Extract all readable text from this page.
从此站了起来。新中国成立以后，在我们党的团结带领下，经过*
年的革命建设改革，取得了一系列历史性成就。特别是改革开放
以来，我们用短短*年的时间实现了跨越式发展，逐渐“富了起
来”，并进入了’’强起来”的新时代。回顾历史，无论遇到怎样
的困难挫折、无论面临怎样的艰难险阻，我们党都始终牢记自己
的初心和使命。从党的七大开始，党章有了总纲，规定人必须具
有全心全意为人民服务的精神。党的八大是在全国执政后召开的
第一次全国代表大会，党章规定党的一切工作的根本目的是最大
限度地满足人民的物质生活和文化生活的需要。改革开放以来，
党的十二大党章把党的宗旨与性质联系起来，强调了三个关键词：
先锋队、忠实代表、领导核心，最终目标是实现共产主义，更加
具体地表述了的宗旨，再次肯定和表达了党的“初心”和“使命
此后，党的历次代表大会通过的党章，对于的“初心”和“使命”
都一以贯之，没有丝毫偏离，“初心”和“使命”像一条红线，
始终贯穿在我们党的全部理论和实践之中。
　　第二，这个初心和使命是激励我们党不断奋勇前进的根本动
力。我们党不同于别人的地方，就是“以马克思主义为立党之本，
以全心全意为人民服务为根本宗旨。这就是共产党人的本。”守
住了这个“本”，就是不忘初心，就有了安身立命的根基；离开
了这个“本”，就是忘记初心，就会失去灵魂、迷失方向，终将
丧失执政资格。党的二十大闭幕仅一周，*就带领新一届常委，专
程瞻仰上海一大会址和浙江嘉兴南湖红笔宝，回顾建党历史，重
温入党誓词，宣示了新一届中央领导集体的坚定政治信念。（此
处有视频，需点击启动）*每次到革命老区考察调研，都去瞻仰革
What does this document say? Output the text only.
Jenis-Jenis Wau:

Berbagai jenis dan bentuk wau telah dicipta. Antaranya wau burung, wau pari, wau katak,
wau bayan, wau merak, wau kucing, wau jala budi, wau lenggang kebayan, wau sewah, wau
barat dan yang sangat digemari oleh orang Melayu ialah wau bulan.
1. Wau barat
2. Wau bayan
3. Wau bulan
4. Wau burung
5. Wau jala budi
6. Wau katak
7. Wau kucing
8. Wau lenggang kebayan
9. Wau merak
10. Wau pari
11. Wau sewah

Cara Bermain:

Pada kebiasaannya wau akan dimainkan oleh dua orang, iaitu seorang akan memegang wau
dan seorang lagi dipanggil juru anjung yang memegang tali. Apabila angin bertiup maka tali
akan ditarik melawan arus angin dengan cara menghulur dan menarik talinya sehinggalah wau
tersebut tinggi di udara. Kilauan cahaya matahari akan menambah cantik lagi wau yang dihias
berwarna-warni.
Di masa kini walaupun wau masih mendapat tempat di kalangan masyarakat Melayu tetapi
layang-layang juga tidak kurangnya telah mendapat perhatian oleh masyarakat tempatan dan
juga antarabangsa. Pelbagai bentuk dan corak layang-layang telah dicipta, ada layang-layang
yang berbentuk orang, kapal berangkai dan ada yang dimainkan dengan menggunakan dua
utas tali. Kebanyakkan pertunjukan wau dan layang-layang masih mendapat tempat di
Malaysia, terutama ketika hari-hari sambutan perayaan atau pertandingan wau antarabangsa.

————

__Short task__: The records above should be repeated in full, exactly as given.

__Result below__:
Extract all readable text from this page.
从此站了起来。新中国成立以后，在我们党的团结带领下，经过*
年的革命建设改革，取得了一系列历史性成就。特别是改革开放
以来，我们用短短*年的时间实现了跨越式发展，逐渐“富了起
来”，并进入了’’强起来”的新时代。回顾历史，无论遇到怎样
的困难挫折、无论面临怎样的艰难险阻，我们党都始终牢记自己
的初心和使命。从党的七大开始，党章有了总纲，规定人必须具
有全心全意为人民服务的精神。党的八大是在全国执政后召开的
第一次全国代表大会，党章规定党的一切工作的根本目的是最大
限度地满足人民的物质生活和文化生活的需要。改革开放以来，
党的十二大党章把党的宗旨与性质联系起来，强调了三个关键词：
先锋队、忠实代表、领导核心，最终目标是实现共产主义，更加
具体地表述了的宗旨，再次肯定和表达了党的“初心”和“使命
此后，党的历次代表大会通过的党章，对于的“初心”和“使命”
都一以贯之，没有丝毫偏离，“初心”和“使命”像一条红线，
始终贯穿在我们党的全部理论和实践之中。
　　第二，这个初心和使命是激励我们党不断奋勇前进的根本动
力。我们党不同于别人的地方，就是“以马克思主义为立党之本，
以全心全意为人民服务为根本宗旨。这就是共产党人的本。”守
住了这个“本”，就是不忘初心，就有了安身立命的根基；离开
了这个“本”，就是忘记初心，就会失去灵魂、迷失方向，终将
丧失执政资格。党的二十大闭幕仅一周，*就带领新一届常委，专
程瞻仰上海一大会址和浙江嘉兴南湖红笔宝，回顾建党历史，重
温入党誓词，宣示了新一届中央领导集体的坚定政治信念。（此
处有视频，需点击启动）*每次到革命老区考察调研，都去瞻仰革
What does this document say? Output the text only.
Jenis-Jenis Wau:

Berbagai jenis dan bentuk wau telah dicipta. Antaranya wau burung, wau pari, wau katak,
wau bayan, wau merak, wau kucing, wau jala budi, wau lenggang kebayan, wau sewah, wau
barat dan yang sangat digemari oleh orang Melayu ialah wau bulan.
1. Wau barat
2. Wau bayan
3. Wau bulan
4. Wau burung
5. Wau jala budi
6. Wau katak
7. Wau kucing
8. Wau lenggang kebayan
9. Wau merak
10. Wau pari
11. Wau sewah

Cara Bermain:

Pada kebiasaannya wau akan dimainkan oleh dua orang, iaitu seorang akan memegang wau
dan seorang lagi dipanggil juru anjung yang memegang tali. Apabila angin bertiup maka tali
akan ditarik melawan arus angin dengan cara menghulur dan menarik talinya sehinggalah wau
tersebut tinggi di udara. Kilauan cahaya matahari akan menambah cantik lagi wau yang dihias
berwarna-warni.
Di masa kini walaupun wau masih mendapat tempat di kalangan masyarakat Melayu tetapi
layang-layang juga tidak kurangnya telah mendapat perhatian oleh masyarakat tempatan dan
juga antarabangsa. Pelbagai bentuk dan corak layang-layang telah dicipta, ada layang-layang
yang berbentuk orang, kapal berangkai dan ada yang dimainkan dengan menggunakan dua
utas tali. Kebanyakkan pertunjukan wau dan layang-layang masih mendapat tempat di
Malaysia, terutama ketika hari-hari sambutan perayaan atau pertandingan wau antarabangsa.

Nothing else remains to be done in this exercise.